What is being asked> For the records below, work out the number of lines holding "Beds" and reply with only that.
══ Source records
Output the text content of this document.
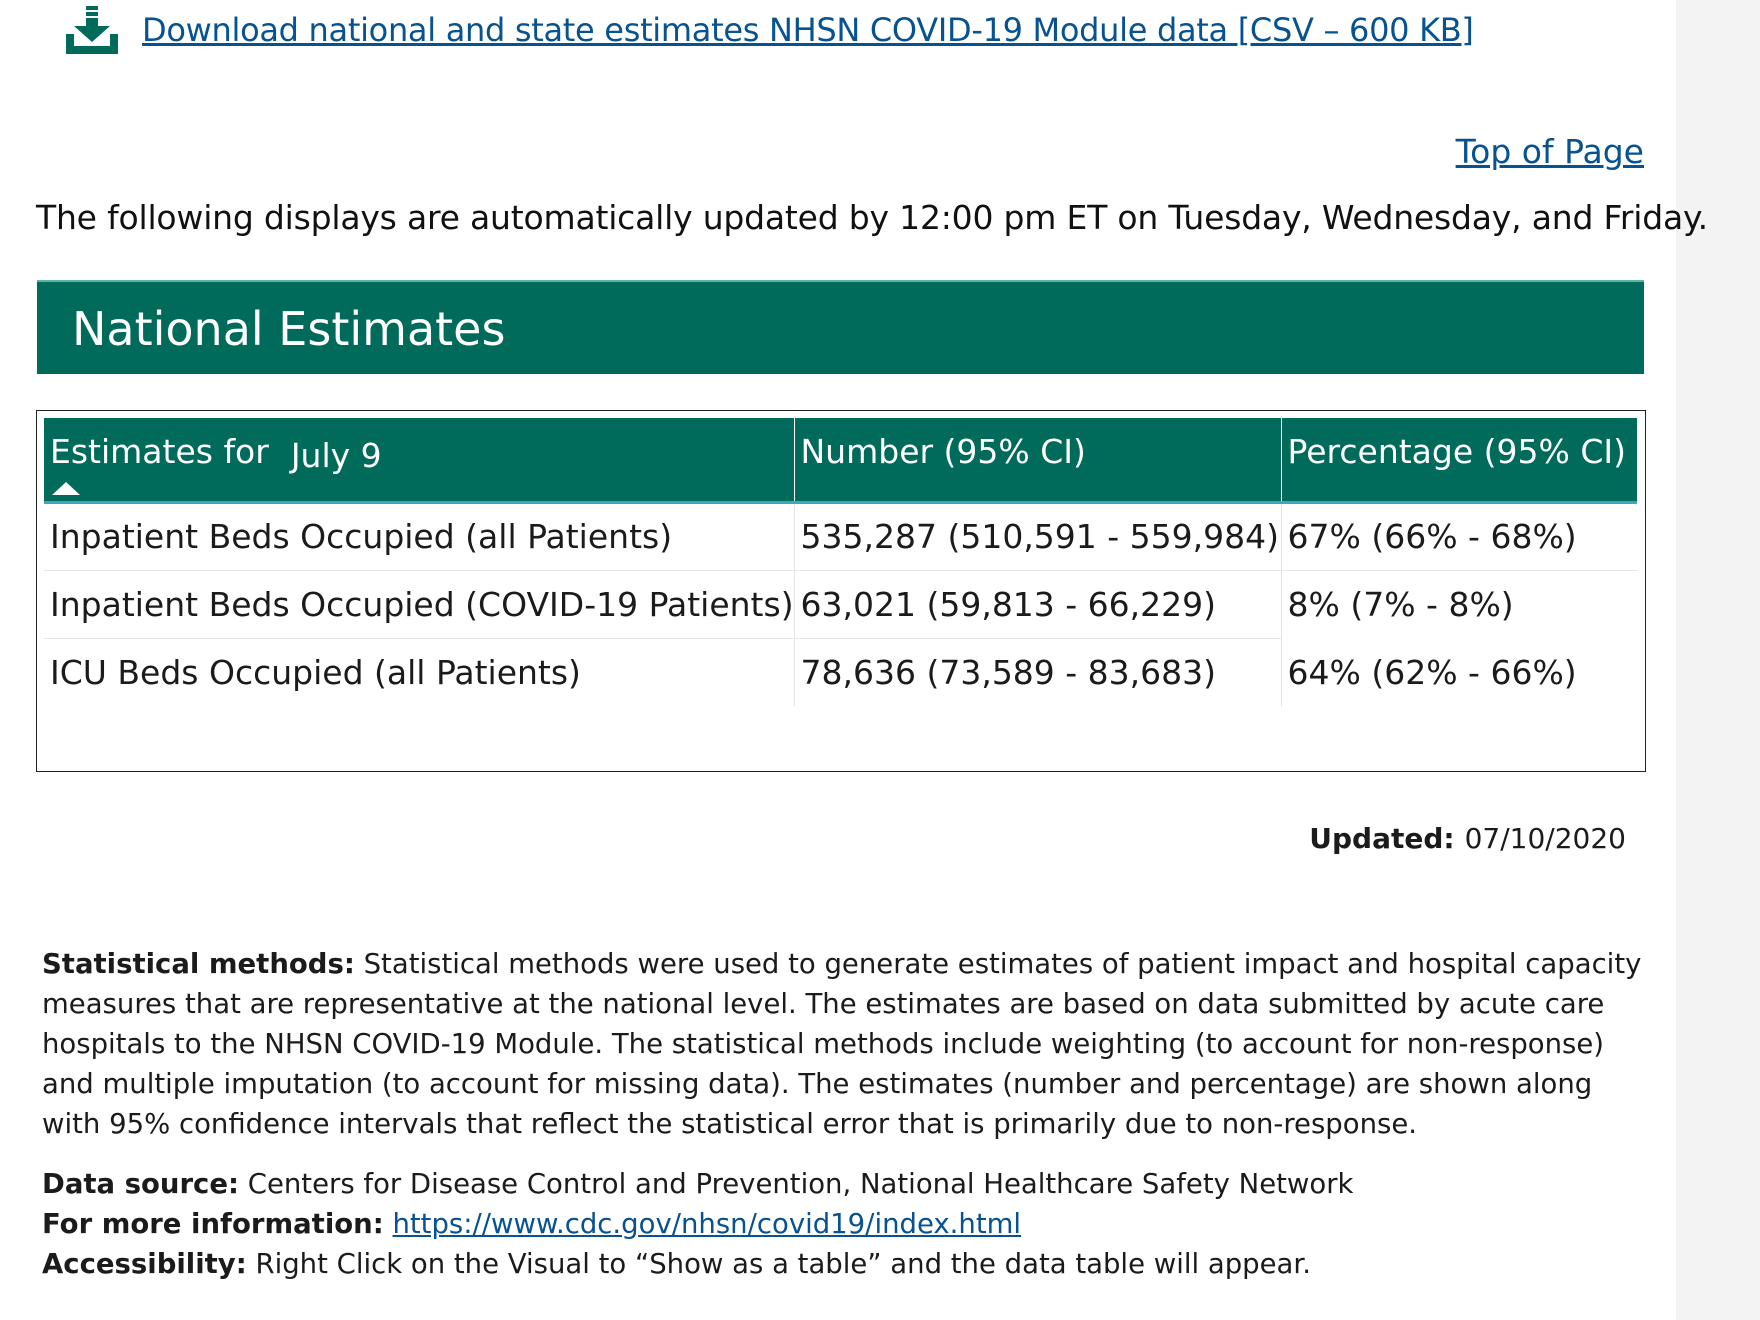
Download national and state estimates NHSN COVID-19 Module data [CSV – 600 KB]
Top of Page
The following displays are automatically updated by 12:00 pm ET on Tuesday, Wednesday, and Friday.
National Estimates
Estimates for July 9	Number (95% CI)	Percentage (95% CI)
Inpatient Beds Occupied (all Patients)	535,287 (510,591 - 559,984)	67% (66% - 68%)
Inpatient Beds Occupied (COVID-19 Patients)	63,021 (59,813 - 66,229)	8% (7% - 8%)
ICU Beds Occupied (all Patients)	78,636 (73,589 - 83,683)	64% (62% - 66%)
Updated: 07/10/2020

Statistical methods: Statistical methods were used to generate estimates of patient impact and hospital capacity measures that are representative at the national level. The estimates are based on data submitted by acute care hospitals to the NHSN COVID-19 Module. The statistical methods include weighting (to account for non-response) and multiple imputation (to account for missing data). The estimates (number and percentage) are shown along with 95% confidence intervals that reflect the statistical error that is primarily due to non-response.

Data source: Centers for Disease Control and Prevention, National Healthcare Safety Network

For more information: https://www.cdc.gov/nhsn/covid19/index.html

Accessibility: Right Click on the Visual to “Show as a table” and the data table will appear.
════
Response area> 3